[BEGIN DATASET RECORDS]

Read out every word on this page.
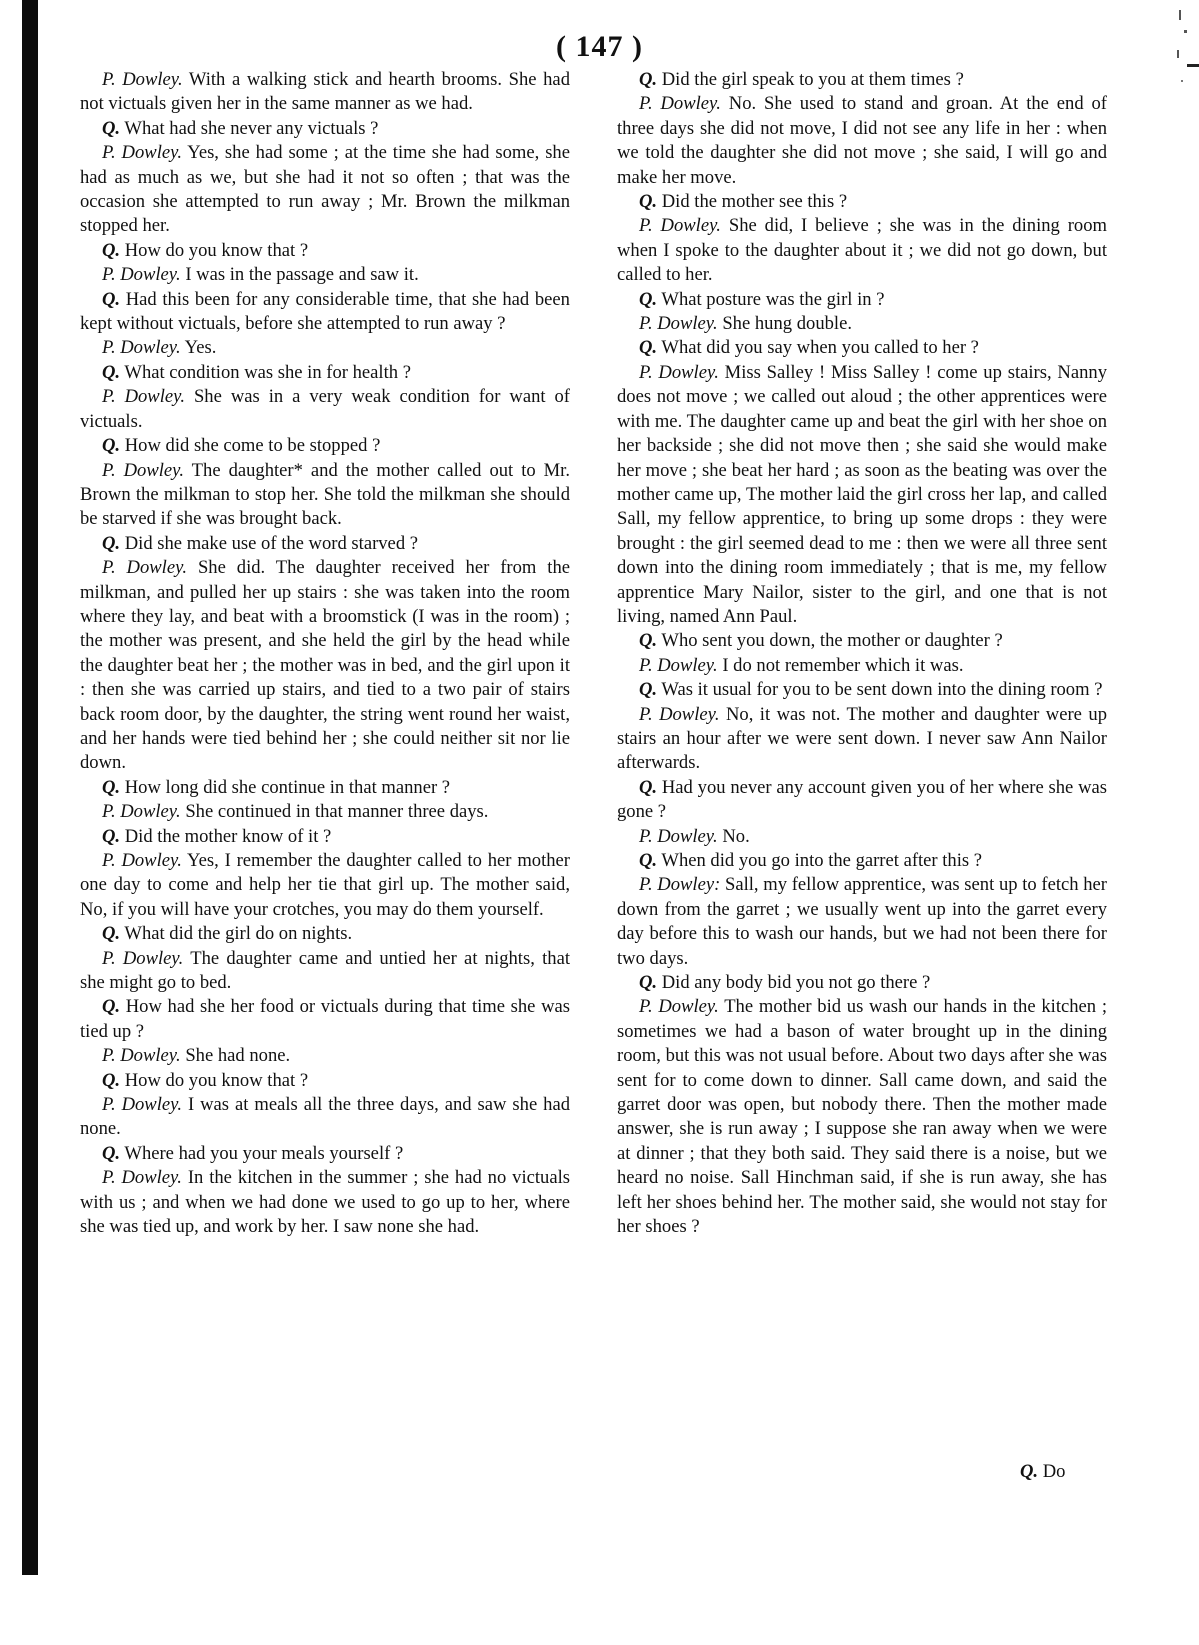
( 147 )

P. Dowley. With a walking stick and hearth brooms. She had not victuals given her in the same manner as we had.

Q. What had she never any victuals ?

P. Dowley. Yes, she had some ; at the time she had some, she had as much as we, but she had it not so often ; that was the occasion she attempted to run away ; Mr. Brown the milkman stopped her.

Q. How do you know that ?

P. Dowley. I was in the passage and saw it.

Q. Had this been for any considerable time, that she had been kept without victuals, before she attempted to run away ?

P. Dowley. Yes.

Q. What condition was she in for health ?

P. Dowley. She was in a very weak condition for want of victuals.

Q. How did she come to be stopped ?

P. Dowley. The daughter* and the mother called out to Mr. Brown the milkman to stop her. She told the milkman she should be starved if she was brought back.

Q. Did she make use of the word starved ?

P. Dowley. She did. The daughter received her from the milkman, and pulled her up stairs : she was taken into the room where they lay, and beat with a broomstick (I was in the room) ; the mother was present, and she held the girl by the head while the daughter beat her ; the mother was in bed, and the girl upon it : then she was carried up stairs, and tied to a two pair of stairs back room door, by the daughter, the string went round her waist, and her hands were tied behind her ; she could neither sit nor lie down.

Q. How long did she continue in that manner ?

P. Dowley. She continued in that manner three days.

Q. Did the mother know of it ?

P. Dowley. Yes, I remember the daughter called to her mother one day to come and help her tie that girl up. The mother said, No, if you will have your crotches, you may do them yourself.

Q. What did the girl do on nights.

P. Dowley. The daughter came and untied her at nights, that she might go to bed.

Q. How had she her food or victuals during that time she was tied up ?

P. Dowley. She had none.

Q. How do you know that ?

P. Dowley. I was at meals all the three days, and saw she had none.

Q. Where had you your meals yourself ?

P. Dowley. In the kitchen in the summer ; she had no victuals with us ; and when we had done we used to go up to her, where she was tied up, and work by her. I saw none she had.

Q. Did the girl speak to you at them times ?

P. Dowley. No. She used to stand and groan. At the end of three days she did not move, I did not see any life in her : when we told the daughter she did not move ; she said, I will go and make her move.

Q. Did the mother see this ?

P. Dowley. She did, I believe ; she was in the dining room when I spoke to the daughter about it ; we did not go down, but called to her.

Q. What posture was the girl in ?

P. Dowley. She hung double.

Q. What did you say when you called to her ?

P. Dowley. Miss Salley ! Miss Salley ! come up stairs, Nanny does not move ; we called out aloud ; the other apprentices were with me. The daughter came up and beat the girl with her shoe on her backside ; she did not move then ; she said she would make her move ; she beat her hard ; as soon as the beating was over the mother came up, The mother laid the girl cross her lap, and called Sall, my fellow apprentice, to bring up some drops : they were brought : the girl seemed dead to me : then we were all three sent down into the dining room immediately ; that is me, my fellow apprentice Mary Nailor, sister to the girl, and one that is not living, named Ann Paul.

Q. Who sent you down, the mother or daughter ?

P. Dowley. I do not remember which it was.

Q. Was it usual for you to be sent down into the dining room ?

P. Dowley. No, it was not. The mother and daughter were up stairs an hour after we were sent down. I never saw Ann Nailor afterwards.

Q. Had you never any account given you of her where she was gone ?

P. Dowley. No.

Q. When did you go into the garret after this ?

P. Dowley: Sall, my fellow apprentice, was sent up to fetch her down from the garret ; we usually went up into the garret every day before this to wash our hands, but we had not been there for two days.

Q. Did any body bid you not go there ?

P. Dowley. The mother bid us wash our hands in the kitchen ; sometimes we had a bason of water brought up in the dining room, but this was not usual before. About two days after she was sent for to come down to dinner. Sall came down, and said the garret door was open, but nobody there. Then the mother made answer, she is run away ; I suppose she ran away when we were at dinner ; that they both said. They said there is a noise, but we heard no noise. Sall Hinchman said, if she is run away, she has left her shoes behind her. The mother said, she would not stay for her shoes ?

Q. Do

[END DATASET RECORDS]
[BEGIN DATASET RECORDS]

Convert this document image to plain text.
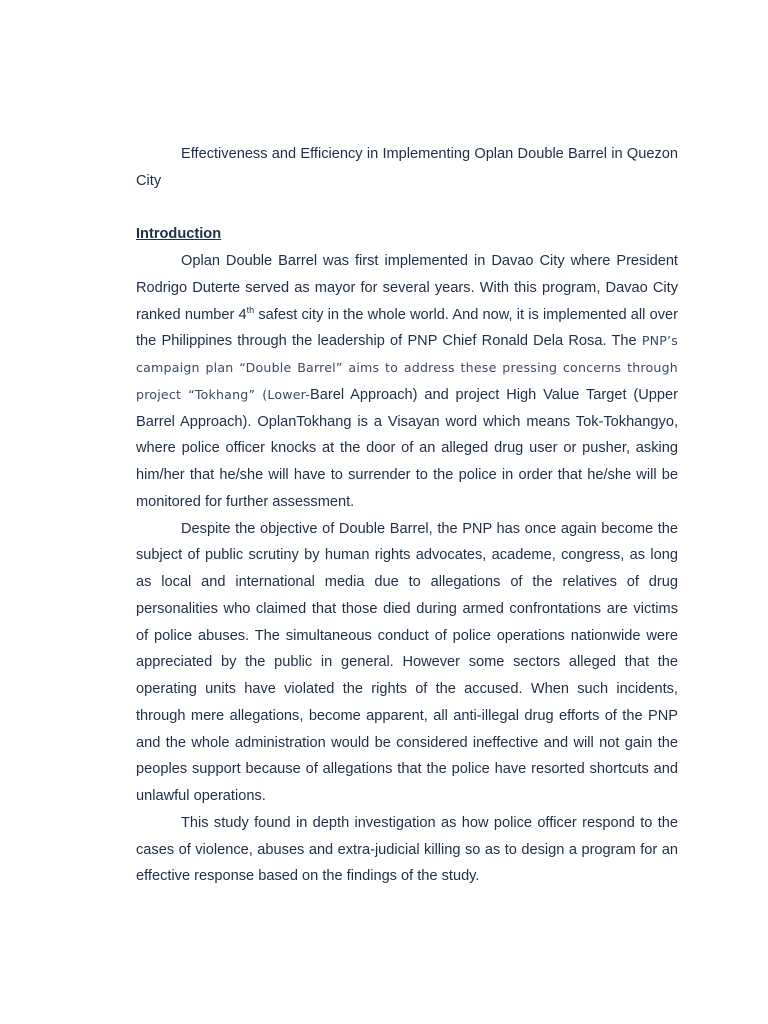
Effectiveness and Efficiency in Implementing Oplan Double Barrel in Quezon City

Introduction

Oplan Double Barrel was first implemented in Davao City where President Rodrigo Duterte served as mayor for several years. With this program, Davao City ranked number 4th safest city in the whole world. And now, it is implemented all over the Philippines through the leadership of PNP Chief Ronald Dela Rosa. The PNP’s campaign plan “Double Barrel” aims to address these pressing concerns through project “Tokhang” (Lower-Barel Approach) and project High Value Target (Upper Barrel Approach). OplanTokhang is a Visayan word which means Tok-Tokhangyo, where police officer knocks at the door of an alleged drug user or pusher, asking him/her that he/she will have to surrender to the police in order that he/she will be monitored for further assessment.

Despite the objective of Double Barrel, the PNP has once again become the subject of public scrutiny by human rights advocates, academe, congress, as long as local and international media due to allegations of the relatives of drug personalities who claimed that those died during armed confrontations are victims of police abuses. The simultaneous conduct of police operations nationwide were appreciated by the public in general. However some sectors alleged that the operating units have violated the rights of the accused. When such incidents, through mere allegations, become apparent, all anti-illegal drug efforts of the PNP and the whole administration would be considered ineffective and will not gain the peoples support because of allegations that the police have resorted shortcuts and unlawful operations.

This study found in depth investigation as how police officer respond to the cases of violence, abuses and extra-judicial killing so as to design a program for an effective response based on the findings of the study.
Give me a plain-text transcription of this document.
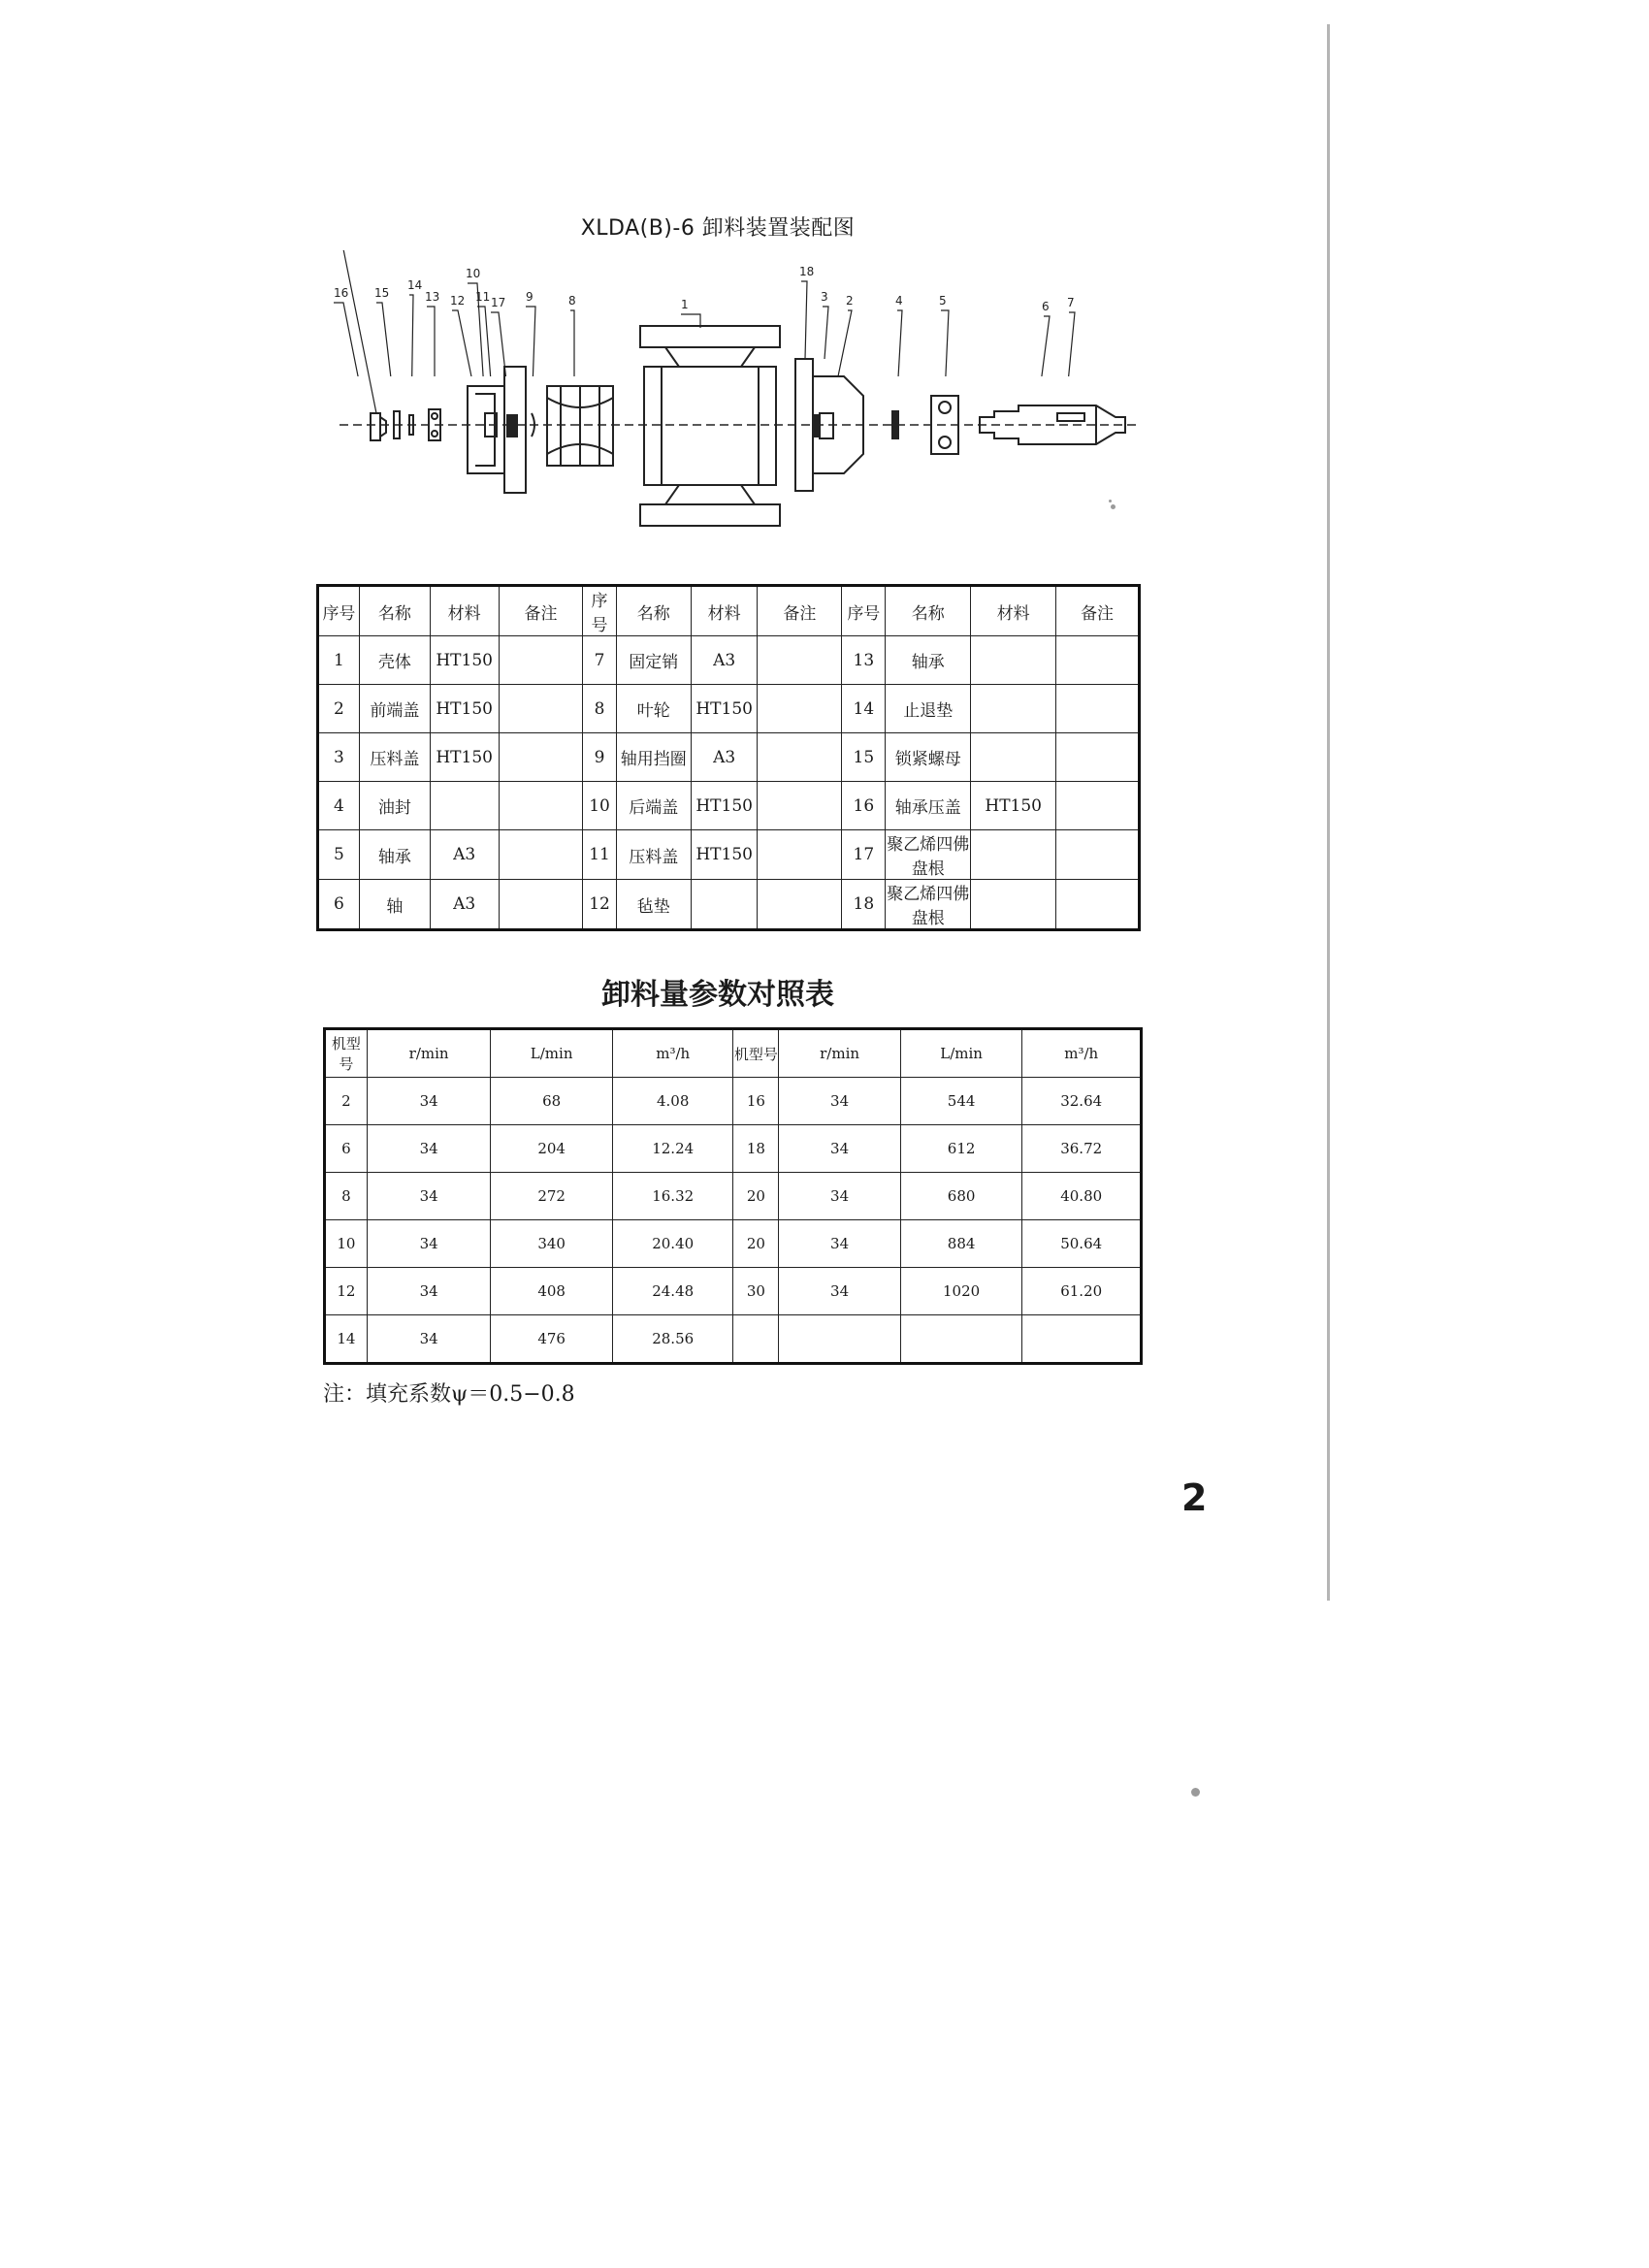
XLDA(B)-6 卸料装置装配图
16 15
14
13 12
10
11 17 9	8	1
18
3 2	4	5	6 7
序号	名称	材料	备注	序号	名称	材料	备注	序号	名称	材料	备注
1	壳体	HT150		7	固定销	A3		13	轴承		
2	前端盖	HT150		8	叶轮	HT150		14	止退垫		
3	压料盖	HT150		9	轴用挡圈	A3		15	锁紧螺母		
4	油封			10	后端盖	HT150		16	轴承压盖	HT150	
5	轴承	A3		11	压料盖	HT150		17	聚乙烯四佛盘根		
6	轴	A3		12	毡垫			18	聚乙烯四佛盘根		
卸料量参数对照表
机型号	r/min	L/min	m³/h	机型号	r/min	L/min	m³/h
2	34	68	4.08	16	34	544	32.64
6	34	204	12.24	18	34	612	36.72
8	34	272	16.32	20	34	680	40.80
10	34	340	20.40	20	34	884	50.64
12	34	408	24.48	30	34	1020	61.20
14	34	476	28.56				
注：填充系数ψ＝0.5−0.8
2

[END DATASET RECORDS]
[BEGIN DATASET RECORDS]

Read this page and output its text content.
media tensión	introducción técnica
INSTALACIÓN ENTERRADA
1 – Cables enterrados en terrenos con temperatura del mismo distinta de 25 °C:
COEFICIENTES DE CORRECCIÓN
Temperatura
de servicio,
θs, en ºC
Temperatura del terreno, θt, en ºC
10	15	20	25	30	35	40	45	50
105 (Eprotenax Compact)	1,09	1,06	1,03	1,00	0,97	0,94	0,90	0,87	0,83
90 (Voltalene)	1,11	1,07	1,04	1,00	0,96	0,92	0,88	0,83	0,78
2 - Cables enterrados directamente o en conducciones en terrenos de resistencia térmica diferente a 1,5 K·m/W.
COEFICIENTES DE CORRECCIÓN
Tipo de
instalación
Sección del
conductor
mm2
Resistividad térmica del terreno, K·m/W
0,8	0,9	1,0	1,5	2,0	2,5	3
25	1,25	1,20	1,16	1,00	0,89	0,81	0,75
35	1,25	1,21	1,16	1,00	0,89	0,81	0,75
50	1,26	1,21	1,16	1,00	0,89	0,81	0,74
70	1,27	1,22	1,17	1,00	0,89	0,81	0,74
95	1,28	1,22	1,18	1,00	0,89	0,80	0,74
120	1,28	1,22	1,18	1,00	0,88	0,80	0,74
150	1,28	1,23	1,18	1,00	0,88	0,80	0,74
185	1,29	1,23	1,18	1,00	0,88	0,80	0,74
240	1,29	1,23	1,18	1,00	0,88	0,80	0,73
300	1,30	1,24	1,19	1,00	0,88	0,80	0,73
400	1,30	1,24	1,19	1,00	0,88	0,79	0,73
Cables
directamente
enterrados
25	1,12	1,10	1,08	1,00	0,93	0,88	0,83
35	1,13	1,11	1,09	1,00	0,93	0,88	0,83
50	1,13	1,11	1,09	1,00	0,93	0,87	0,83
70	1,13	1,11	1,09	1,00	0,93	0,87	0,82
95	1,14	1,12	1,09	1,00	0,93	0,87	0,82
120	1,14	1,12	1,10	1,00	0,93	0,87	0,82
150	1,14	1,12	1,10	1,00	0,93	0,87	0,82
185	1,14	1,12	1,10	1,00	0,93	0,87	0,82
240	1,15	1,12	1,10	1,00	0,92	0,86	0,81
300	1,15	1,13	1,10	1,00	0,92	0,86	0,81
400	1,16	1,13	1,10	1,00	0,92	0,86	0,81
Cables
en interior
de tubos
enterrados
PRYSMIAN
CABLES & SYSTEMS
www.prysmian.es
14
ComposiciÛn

[END DATASET RECORDS]

◆ **WHAT TO PRODUCE**:
Look through the entries above; copy each line where the string "térmica" appears.

◆ **THE RESULT**:
2 - Cables enterrados directamente o en conducciones en terrenos de resistencia térmica diferente a 1,5 K·m/W.
Resistividad térmica del terreno, K·m/W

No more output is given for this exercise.